THE TASK
Present each line of the entries below that holds the word "области".

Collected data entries

>>>>>

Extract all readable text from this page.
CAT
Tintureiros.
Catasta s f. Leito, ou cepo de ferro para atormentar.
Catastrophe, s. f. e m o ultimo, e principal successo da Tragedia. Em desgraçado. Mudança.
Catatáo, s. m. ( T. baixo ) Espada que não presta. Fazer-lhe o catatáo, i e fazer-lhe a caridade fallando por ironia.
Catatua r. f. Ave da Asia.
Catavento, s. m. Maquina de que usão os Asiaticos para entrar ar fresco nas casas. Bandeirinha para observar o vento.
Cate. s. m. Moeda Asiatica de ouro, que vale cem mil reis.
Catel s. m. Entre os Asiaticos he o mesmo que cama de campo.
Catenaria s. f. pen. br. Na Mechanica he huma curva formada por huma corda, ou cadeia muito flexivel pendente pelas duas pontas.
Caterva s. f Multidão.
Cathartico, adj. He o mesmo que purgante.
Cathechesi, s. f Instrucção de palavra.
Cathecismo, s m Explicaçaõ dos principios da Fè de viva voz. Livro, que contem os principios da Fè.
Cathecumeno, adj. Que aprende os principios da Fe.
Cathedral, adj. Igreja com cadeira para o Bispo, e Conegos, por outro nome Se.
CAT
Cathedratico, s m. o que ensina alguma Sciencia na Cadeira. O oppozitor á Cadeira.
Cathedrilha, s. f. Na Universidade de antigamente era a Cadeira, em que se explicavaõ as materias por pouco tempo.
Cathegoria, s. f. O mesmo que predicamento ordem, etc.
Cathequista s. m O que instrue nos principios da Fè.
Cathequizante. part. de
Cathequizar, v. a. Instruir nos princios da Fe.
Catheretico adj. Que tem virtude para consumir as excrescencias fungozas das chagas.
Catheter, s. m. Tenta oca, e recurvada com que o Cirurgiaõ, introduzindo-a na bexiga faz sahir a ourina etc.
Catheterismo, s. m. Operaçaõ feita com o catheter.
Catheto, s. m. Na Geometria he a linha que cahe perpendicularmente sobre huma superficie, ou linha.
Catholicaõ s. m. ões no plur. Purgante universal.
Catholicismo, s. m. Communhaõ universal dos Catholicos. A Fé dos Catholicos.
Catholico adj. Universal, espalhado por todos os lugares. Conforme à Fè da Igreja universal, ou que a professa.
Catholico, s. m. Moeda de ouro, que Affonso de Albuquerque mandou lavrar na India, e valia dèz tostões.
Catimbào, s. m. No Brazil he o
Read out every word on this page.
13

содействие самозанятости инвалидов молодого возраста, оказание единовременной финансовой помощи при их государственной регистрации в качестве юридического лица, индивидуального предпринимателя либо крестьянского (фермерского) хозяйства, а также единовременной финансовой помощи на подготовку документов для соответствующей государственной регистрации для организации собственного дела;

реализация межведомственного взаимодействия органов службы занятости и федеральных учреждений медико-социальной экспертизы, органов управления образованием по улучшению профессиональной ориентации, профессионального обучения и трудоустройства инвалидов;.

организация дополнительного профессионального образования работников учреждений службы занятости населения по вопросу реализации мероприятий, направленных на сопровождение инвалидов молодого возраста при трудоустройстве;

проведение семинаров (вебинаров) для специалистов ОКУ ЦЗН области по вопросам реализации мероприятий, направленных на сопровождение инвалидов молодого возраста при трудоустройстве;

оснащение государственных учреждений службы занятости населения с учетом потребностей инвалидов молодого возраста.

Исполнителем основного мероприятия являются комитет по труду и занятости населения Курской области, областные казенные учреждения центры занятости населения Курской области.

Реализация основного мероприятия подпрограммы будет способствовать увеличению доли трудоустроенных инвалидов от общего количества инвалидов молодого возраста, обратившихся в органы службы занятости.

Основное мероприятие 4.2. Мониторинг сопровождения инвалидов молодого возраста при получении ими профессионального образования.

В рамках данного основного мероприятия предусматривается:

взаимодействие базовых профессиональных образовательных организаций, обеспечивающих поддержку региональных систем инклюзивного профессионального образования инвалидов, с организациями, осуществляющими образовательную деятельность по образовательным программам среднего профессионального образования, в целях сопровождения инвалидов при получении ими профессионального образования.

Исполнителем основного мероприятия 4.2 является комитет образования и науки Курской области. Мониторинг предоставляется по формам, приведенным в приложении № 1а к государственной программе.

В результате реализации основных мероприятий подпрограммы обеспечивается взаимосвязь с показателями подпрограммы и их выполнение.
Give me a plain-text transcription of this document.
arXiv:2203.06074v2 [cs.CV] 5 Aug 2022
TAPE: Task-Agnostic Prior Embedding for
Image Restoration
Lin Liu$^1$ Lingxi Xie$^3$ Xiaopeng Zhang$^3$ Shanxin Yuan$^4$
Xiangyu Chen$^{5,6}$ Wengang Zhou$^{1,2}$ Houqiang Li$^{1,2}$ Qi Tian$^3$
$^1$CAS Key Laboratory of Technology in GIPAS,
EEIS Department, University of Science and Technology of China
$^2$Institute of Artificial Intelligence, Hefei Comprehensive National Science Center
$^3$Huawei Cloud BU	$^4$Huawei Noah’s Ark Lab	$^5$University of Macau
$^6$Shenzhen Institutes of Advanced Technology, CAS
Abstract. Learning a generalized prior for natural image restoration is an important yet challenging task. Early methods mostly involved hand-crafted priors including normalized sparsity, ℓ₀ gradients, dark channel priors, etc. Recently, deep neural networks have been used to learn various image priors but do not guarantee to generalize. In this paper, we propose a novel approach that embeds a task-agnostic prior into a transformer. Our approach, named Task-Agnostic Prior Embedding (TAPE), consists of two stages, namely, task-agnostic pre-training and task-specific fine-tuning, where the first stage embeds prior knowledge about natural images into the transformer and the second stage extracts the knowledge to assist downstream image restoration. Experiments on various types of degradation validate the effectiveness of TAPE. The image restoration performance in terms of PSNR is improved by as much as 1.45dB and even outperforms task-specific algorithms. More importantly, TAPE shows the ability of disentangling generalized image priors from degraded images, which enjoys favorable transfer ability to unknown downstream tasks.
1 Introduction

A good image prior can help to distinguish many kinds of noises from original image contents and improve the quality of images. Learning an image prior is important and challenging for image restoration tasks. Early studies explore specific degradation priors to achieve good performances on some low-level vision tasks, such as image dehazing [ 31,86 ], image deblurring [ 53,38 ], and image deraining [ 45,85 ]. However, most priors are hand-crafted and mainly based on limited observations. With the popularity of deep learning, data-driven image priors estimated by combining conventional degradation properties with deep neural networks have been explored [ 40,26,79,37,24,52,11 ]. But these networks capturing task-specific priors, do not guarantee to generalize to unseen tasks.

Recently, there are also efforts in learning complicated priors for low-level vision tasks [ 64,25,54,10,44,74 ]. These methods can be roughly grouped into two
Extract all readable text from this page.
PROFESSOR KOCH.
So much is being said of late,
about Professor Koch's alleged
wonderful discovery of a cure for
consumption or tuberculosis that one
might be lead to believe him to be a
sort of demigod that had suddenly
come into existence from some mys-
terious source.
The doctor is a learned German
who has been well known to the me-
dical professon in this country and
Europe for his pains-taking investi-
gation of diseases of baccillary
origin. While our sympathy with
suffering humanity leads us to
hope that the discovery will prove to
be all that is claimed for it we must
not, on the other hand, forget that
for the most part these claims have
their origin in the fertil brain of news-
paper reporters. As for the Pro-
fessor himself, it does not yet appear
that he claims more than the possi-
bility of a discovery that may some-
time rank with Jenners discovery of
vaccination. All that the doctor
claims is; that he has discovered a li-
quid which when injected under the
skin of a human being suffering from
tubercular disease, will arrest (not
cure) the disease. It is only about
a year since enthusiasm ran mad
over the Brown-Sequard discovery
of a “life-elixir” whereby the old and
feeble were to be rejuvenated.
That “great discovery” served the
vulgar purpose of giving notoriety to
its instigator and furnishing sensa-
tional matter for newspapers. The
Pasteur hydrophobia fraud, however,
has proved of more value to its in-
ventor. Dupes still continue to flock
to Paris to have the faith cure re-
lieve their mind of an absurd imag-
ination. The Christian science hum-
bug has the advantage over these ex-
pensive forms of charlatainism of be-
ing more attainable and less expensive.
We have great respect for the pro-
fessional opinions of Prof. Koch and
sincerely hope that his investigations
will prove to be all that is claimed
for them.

<<<<<

THE RESPONSE
проведение семинаров (вебинаров) для специалистов ОКУ ЦЗН области по вопросам реализации мероприятий, направленных на сопровождение инвалидов молодого возраста при трудоустройстве;
Исполнителем основного мероприятия являются комитет по труду и занятости населения Курской области, областные казенные учреждения центры занятости населения Курской области.
Исполнителем основного мероприятия 4.2 является комитет образования и науки Курской области. Мониторинг предоставляется по формам, приведенным в приложении № 1а к государственной программе.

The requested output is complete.